> _EXERCISE OBJECTIVE_: Work out the number of lines containing "label". Answer with nothing but that number.

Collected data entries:
BEGIN

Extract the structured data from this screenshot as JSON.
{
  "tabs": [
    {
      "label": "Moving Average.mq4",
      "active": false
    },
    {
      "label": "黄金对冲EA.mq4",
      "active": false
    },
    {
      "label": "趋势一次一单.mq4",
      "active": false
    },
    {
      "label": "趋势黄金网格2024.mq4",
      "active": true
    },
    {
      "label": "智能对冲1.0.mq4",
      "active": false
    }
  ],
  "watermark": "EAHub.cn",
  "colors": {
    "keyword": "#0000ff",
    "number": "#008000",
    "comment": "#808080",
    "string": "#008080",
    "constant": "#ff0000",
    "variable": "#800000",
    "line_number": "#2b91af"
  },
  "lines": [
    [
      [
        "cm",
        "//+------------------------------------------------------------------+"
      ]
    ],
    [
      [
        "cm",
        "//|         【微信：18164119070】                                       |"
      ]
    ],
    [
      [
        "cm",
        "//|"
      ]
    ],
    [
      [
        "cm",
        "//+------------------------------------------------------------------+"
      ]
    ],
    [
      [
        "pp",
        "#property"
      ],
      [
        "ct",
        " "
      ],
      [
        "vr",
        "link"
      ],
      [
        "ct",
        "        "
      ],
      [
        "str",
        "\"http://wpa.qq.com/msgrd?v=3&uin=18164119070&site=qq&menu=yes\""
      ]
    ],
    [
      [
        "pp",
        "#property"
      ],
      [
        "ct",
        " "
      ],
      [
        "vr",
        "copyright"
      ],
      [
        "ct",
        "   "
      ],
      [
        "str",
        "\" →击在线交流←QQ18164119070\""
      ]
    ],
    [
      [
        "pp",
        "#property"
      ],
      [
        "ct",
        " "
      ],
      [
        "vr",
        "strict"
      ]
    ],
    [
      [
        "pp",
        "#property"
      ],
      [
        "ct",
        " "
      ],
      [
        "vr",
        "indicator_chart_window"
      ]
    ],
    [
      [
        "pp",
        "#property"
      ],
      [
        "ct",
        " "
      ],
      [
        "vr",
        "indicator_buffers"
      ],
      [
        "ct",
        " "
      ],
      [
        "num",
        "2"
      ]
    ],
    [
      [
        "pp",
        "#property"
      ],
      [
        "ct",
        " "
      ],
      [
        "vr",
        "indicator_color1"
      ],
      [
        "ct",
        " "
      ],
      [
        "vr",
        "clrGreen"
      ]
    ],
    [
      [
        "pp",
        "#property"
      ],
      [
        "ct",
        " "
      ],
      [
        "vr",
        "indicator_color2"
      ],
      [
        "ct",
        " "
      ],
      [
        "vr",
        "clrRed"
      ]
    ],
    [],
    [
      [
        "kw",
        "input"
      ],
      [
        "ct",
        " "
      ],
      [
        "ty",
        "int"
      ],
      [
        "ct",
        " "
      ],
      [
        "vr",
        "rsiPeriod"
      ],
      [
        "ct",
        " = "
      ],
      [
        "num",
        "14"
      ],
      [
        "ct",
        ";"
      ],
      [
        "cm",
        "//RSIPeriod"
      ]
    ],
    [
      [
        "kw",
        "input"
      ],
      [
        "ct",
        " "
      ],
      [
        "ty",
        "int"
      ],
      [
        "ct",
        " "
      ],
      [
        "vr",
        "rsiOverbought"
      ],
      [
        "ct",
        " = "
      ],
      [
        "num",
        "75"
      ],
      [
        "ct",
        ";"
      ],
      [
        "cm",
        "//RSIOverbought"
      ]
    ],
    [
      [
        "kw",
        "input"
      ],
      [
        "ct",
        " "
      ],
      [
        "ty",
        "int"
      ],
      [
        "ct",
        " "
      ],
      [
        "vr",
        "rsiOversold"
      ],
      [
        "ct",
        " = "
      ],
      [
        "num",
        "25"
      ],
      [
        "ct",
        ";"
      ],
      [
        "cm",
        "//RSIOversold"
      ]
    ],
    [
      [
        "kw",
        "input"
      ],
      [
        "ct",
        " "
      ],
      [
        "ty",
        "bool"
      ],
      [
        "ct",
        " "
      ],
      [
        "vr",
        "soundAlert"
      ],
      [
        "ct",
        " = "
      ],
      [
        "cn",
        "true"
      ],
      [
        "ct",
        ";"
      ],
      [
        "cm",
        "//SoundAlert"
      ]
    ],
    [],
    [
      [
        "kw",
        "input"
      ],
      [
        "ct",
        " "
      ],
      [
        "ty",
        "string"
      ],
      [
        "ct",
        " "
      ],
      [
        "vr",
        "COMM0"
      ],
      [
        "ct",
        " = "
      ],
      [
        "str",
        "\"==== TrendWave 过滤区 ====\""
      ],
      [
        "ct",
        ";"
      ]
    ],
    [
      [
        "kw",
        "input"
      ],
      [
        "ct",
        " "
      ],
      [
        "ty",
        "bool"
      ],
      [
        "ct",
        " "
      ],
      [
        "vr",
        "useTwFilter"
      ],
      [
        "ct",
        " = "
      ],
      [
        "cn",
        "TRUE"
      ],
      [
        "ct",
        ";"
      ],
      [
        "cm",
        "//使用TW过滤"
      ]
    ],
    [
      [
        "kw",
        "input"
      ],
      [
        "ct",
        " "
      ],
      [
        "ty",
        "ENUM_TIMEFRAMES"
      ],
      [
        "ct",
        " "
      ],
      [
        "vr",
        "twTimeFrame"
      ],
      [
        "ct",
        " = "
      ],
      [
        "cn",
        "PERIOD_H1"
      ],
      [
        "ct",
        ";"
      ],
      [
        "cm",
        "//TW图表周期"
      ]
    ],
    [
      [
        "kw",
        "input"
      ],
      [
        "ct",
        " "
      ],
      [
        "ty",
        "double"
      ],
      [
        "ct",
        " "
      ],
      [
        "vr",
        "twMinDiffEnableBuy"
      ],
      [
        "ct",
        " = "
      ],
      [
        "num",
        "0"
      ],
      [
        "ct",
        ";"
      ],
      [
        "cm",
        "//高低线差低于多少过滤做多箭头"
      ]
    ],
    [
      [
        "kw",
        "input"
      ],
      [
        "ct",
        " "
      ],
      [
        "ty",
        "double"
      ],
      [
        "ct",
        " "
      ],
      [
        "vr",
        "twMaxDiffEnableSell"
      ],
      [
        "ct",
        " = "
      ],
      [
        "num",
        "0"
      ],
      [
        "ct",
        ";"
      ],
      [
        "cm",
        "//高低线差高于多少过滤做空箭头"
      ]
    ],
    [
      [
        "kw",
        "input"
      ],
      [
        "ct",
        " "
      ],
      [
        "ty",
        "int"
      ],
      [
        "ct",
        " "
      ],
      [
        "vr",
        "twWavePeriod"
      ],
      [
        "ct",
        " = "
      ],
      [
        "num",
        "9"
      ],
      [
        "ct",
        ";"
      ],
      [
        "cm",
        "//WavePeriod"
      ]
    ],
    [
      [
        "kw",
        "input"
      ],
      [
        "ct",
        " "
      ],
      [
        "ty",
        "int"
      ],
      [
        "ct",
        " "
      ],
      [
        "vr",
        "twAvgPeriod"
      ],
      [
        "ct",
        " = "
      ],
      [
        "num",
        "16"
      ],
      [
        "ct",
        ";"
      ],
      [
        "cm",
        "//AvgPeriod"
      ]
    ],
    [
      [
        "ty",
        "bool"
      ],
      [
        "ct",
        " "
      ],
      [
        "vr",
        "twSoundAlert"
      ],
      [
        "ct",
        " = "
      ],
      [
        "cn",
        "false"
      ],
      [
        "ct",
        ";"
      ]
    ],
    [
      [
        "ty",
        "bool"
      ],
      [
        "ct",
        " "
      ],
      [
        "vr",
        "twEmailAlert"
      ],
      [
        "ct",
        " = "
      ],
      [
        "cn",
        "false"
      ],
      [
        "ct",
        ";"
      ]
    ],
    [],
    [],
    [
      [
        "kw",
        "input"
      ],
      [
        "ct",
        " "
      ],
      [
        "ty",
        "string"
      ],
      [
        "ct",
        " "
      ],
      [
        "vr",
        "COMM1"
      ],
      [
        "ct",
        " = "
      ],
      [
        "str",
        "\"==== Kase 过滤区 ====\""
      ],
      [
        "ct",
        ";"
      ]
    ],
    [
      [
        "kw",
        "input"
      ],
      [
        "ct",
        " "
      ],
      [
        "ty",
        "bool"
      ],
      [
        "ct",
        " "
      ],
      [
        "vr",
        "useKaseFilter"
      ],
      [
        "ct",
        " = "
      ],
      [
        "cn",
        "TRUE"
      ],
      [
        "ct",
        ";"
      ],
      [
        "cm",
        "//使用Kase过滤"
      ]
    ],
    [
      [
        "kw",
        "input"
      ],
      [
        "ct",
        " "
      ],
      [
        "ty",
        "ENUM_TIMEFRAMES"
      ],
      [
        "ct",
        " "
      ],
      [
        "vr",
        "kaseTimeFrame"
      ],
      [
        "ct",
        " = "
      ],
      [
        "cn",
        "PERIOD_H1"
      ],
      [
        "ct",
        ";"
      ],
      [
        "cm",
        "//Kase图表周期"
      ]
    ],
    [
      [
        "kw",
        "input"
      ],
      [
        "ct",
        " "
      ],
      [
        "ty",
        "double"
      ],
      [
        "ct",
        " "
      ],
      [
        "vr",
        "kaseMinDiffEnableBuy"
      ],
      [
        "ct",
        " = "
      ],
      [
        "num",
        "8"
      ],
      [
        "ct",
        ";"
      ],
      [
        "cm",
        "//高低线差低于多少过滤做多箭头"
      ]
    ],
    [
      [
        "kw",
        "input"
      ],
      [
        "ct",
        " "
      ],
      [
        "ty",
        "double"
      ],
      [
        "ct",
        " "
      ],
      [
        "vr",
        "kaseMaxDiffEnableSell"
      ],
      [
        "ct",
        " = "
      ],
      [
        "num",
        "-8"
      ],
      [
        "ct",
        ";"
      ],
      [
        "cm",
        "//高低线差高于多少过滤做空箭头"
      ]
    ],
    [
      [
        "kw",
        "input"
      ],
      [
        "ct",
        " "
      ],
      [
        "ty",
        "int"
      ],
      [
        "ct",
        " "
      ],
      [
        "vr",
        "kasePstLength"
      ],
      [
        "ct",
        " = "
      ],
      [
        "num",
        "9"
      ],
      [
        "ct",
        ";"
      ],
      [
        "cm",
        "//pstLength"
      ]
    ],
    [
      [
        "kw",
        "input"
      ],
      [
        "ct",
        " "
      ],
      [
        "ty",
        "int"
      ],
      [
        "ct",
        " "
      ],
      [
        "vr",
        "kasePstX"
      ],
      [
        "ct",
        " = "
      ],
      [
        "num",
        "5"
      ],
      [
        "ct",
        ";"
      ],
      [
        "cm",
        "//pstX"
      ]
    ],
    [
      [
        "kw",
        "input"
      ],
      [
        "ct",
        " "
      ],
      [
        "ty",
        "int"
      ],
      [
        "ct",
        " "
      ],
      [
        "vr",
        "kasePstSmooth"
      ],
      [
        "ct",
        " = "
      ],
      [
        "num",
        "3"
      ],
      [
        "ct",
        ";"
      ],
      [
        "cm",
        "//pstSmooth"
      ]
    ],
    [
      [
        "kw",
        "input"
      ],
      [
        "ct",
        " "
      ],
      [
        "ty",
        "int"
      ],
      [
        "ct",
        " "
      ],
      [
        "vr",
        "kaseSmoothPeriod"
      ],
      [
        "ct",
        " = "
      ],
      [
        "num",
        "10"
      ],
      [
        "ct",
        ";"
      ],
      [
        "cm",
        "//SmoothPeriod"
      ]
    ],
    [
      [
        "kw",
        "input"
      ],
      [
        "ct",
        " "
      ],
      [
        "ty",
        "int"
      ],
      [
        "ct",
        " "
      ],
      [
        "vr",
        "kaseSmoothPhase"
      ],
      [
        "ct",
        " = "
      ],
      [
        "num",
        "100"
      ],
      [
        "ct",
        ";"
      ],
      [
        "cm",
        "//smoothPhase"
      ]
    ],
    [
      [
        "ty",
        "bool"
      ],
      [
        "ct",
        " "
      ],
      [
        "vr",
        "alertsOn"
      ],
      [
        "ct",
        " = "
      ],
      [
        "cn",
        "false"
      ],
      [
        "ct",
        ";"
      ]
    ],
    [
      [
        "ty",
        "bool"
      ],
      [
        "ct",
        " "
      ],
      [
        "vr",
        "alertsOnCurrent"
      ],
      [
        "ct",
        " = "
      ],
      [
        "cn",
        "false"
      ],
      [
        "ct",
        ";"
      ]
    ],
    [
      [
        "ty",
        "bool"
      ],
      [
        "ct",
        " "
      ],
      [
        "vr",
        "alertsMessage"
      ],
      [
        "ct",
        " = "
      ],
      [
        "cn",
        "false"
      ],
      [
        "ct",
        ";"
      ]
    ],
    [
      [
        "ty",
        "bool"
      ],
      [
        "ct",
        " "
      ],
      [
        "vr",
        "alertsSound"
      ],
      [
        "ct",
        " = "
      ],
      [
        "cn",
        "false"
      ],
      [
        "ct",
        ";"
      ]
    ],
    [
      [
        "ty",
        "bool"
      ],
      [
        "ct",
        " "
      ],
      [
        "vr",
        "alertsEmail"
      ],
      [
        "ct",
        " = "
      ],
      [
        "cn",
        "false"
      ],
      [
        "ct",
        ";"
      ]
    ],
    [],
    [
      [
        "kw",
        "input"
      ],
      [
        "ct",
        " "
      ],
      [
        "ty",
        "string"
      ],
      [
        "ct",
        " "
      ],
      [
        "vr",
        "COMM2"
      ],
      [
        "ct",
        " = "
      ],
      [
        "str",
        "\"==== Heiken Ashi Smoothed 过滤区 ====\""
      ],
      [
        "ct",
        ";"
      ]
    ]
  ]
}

END

> _RESULT OF THE TASK_: 5